▶ _REQUIREMENT_: Copy out all of the material exactly as presented.

=======

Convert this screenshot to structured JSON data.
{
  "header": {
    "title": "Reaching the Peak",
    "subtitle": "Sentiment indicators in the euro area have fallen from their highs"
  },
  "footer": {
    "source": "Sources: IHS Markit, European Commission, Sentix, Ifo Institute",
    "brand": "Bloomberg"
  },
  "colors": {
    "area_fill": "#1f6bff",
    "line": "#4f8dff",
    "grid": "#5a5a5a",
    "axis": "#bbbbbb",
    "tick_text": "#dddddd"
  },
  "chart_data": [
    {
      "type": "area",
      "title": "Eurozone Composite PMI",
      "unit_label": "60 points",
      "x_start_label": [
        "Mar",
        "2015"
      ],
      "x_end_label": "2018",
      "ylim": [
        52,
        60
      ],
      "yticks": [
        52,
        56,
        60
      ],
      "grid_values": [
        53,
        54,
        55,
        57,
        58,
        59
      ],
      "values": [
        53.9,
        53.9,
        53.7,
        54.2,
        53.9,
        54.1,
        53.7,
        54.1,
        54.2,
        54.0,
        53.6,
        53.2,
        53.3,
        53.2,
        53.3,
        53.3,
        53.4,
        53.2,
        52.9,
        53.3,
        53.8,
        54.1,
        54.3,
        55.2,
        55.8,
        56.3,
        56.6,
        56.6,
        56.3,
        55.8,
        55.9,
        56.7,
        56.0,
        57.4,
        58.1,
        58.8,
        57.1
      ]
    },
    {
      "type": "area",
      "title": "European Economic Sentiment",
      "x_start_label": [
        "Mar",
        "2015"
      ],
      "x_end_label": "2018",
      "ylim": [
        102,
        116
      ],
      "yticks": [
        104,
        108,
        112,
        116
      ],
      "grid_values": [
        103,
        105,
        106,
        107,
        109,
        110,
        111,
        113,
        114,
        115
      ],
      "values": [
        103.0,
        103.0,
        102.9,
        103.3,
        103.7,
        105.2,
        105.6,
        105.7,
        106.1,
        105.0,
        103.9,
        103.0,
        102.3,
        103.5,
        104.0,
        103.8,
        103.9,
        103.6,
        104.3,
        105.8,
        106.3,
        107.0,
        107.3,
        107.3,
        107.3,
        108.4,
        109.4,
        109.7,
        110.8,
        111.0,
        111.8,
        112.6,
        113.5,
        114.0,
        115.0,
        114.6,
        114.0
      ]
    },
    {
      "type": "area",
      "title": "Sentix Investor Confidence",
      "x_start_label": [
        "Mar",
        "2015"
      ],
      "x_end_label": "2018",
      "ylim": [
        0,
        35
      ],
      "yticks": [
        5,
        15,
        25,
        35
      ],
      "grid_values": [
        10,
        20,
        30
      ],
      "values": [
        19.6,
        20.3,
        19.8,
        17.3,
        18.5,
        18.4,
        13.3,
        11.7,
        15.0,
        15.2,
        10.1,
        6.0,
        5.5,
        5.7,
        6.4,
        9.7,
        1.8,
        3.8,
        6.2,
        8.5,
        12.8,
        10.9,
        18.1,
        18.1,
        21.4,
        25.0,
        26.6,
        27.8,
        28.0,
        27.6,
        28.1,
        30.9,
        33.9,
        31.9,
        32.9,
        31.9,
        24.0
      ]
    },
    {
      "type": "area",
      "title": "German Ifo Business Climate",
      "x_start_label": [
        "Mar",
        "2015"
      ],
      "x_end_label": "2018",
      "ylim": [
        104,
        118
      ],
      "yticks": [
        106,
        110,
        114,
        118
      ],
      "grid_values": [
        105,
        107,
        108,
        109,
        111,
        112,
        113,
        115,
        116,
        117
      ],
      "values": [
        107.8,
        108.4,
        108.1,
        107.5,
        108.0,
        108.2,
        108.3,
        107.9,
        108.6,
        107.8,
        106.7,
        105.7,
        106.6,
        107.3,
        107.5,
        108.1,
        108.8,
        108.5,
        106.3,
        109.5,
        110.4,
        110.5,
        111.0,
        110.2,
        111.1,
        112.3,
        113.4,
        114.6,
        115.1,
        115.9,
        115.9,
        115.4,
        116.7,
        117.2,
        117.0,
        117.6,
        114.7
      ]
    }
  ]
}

=======

▶ _EXERCISE SOLUTION_:
Convert this screenshot to structured JSON data.
{
  "header": {
    "title": "Reaching the Peak",
    "subtitle": "Sentiment indicators in the euro area have fallen from their highs"
  },
  "footer": {
    "source": "Sources: IHS Markit, European Commission, Sentix, Ifo Institute",
    "brand": "Bloomberg"
  },
  "colors": {
    "area_fill": "#1f6bff",
    "line": "#4f8dff",
    "grid": "#5a5a5a",
    "axis": "#bbbbbb",
    "tick_text": "#dddddd"
  },
  "chart_data": [
    {
      "type": "area",
      "title": "Eurozone Composite PMI",
      "unit_label": "60 points",
      "x_start_label": [
        "Mar",
        "2015"
      ],
      "x_end_label": "2018",
      "ylim": [
        52,
        60
      ],
      "yticks": [
        52,
        56,
        60
      ],
      "grid_values": [
        53,
        54,
        55,
        57,
        58,
        59
      ],
      "values": [
        53.9,
        53.9,
        53.7,
        54.2,
        53.9,
        54.1,
        53.7,
        54.1,
        54.2,
        54.0,
        53.6,
        53.2,
        53.3,
        53.2,
        53.3,
        53.3,
        53.4,
        53.2,
        52.9,
        53.3,
        53.8,
        54.1,
        54.3,
        55.2,
        55.8,
        56.3,
        56.6,
        56.6,
        56.3,
        55.8,
        55.9,
        56.7,
        56.0,
        57.4,
        58.1,
        58.8,
        57.1
      ]
    },
    {
      "type": "area",
      "title": "European Economic Sentiment",
      "x_start_label": [
        "Mar",
        "2015"
      ],
      "x_end_label": "2018",
      "ylim": [
        102,
        116
      ],
      "yticks": [
        104,
        108,
        112,
        116
      ],
      "grid_values": [
        103,
        105,
        106,
        107,
        109,
        110,
        111,
        113,
        114,
        115
      ],
      "values": [
        103.0,
        103.0,
        102.9,
        103.3,
        103.7,
        105.2,
        105.6,
        105.7,
        106.1,
        105.0,
        103.9,
        103.0,
        102.3,
        103.5,
        104.0,
        103.8,
        103.9,
        103.6,
        104.3,
        105.8,
        106.3,
        107.0,
        107.3,
        107.3,
        107.3,
        108.4,
        109.4,
        109.7,
        110.8,
        111.0,
        111.8,
        112.6,
        113.5,
        114.0,
        115.0,
        114.6,
        114.0
      ]
    },
    {
      "type": "area",
      "title": "Sentix Investor Confidence",
      "x_start_label": [
        "Mar",
        "2015"
      ],
      "x_end_label": "2018",
      "ylim": [
        0,
        35
      ],
      "yticks": [
        5,
        15,
        25,
        35
      ],
      "grid_values": [
        10,
        20,
        30
      ],
      "values": [
        19.6,
        20.3,
        19.8,
        17.3,
        18.5,
        18.4,
        13.3,
        11.7,
        15.0,
        15.2,
        10.1,
        6.0,
        5.5,
        5.7,
        6.4,
        9.7,
        1.8,
        3.8,
        6.2,
        8.5,
        12.8,
        10.9,
        18.1,
        18.1,
        21.4,
        25.0,
        26.6,
        27.8,
        28.0,
        27.6,
        28.1,
        30.9,
        33.9,
        31.9,
        32.9,
        31.9,
        24.0
      ]
    },
    {
      "type": "area",
      "title": "German Ifo Business Climate",
      "x_start_label": [
        "Mar",
        "2015"
      ],
      "x_end_label": "2018",
      "ylim": [
        104,
        118
      ],
      "yticks": [
        106,
        110,
        114,
        118
      ],
      "grid_values": [
        105,
        107,
        108,
        109,
        111,
        112,
        113,
        115,
        116,
        117
      ],
      "values": [
        107.8,
        108.4,
        108.1,
        107.5,
        108.0,
        108.2,
        108.3,
        107.9,
        108.6,
        107.8,
        106.7,
        105.7,
        106.6,
        107.3,
        107.5,
        108.1,
        108.8,
        108.5,
        106.3,
        109.5,
        110.4,
        110.5,
        111.0,
        110.2,
        111.1,
        112.3,
        113.4,
        114.6,
        115.1,
        115.9,
        115.9,
        115.4,
        116.7,
        117.2,
        117.0,
        117.6,
        114.7
      ]
    }
  ]
}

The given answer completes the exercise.